> _Work to be completed_: Type out the complete listing below word for word, without its pictures.

> _Given data_:
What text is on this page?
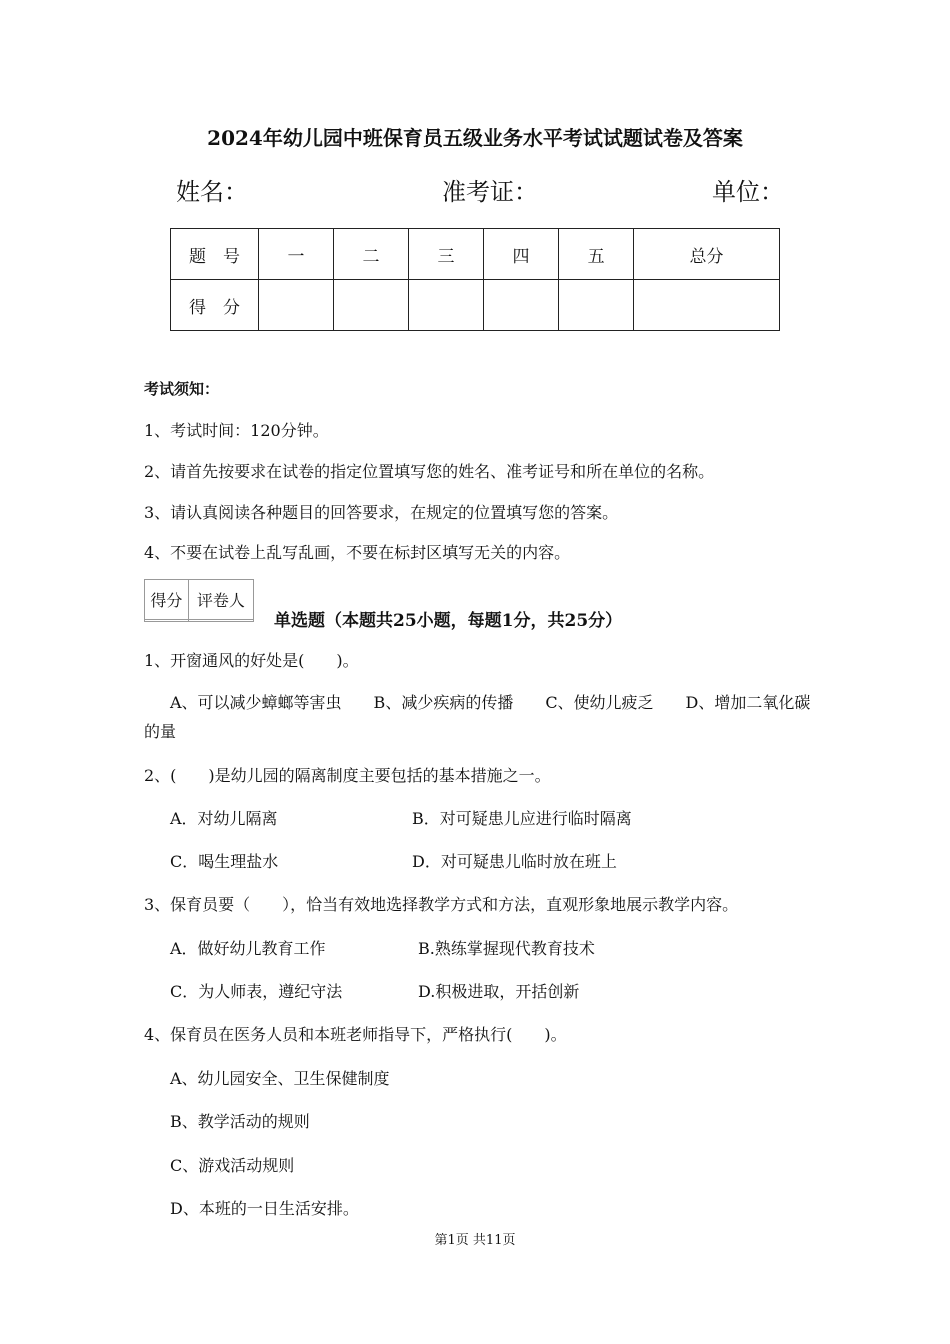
2024年幼儿园中班保育员五级业务水平考试试题试卷及答案
姓名：	准考证：	单位：
题　号	一	二	三	四	五	总分
得　分						
考试须知：
1、考试时间：120分钟。
2、请首先按要求在试卷的指定位置填写您的姓名、准考证号和所在单位的名称。
3、请认真阅读各种题目的回答要求，在规定的位置填写您的答案。
4、不要在试卷上乱写乱画，不要在标封区填写无关的内容。
得分	评卷人

单选题（本题共25小题，每题1分，共25分）
1、开窗通风的好处是(　　)。
A、可以减少蟑螂等害虫　　B、减少疾病的传播　　C、使幼儿疲乏　　D、增加二氧化碳
的量
2、(　　)是幼儿园的隔离制度主要包括的基本措施之一。
A．对幼儿隔离	B．对可疑患儿应进行临时隔离
C．喝生理盐水	D．对可疑患儿临时放在班上
3、保育员要（　　），恰当有效地选择教学方式和方法，直观形象地展示教学内容。
A．做好幼儿教育工作	B.熟练掌握现代教育技术
C．为人师表，遵纪守法	D.积极进取，开括创新
4、保育员在医务人员和本班老师指导下，严格执行(　　)。
A、幼儿园安全、卫生保健制度
B、教学活动的规则
C、游戏活动规则
D、本班的一日生活安排。
第1页 共11页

> _Solution to this problem_:
What text is on this page?
2024年幼儿园中班保育员五级业务水平考试试题试卷及答案
姓名：	准考证：	单位：
题　号	一	二	三	四	五	总分
得　分						
考试须知：
1、考试时间：120分钟。
2、请首先按要求在试卷的指定位置填写您的姓名、准考证号和所在单位的名称。
3、请认真阅读各种题目的回答要求，在规定的位置填写您的答案。
4、不要在试卷上乱写乱画，不要在标封区填写无关的内容。
得分	评卷人

单选题（本题共25小题，每题1分，共25分）
1、开窗通风的好处是(　　)。
A、可以减少蟑螂等害虫　　B、减少疾病的传播　　C、使幼儿疲乏　　D、增加二氧化碳
的量
2、(　　)是幼儿园的隔离制度主要包括的基本措施之一。
A．对幼儿隔离	B．对可疑患儿应进行临时隔离
C．喝生理盐水	D．对可疑患儿临时放在班上
3、保育员要（　　），恰当有效地选择教学方式和方法，直观形象地展示教学内容。
A．做好幼儿教育工作	B.熟练掌握现代教育技术
C．为人师表，遵纪守法	D.积极进取，开括创新
4、保育员在医务人员和本班老师指导下，严格执行(　　)。
A、幼儿园安全、卫生保健制度
B、教学活动的规则
C、游戏活动规则
D、本班的一日生活安排。
第1页 共11页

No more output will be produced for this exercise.